→ **WHAT THE EXERCISE ASKS**
Among the lines of this listing, determine how many contain the string "ดการร". Answer with the number only.
[SUPPLIED RECORDS start]
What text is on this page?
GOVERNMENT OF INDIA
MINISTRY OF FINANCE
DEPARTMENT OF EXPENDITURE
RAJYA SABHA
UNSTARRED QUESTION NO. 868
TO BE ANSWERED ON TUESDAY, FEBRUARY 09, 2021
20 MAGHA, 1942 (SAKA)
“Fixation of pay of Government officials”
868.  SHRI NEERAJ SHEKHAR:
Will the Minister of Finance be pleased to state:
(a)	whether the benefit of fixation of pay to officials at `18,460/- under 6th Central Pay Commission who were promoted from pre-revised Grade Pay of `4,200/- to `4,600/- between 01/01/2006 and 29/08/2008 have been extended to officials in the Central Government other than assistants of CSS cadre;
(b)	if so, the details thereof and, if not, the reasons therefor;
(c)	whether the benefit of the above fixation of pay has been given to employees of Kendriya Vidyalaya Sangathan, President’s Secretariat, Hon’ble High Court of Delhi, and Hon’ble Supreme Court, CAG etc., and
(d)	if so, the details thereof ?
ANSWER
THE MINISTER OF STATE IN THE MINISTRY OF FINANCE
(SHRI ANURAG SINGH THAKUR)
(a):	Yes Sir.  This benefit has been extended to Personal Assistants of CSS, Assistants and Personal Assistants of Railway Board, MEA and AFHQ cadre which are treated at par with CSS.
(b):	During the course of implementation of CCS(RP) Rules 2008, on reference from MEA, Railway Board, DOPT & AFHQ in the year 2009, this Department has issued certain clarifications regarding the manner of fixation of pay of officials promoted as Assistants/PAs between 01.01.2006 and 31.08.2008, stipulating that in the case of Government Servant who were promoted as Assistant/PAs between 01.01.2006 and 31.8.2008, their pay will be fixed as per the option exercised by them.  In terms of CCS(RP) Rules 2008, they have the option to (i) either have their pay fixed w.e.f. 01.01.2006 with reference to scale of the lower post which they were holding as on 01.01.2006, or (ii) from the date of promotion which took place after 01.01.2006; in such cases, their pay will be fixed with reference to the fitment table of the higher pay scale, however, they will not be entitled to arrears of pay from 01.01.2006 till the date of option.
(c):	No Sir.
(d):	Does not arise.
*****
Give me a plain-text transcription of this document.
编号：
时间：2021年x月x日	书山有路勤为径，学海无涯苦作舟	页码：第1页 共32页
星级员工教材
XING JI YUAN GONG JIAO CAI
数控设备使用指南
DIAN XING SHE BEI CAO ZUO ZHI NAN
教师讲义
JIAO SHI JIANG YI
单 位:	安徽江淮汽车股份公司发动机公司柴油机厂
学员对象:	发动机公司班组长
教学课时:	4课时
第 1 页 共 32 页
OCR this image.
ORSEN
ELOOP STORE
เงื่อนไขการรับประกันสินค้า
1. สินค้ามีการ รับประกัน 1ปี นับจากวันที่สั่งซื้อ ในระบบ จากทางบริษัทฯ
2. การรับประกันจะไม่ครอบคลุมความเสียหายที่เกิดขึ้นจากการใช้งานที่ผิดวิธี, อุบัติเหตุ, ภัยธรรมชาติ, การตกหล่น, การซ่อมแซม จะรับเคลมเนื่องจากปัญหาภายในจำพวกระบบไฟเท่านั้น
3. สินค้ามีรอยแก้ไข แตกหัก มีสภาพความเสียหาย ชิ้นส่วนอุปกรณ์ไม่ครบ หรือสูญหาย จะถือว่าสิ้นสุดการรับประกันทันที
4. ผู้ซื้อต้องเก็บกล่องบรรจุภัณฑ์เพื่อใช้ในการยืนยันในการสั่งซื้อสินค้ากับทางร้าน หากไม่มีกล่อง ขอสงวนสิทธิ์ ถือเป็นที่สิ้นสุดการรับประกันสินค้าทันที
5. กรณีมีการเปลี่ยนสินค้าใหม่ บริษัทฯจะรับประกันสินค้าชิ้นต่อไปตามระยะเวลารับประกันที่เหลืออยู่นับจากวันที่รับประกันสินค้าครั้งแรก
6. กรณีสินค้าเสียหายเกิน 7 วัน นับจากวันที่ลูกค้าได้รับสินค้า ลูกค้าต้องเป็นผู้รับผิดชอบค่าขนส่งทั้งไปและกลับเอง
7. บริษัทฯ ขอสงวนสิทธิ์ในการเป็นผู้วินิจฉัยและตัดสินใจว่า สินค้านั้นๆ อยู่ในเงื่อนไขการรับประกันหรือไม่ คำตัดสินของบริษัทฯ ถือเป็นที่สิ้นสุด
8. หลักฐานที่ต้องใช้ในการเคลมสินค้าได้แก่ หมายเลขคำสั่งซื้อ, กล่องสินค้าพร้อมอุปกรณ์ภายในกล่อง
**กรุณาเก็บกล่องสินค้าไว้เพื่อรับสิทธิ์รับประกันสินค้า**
[SUPPLIED RECORDS end]
→ **TASK SOLUTION**
2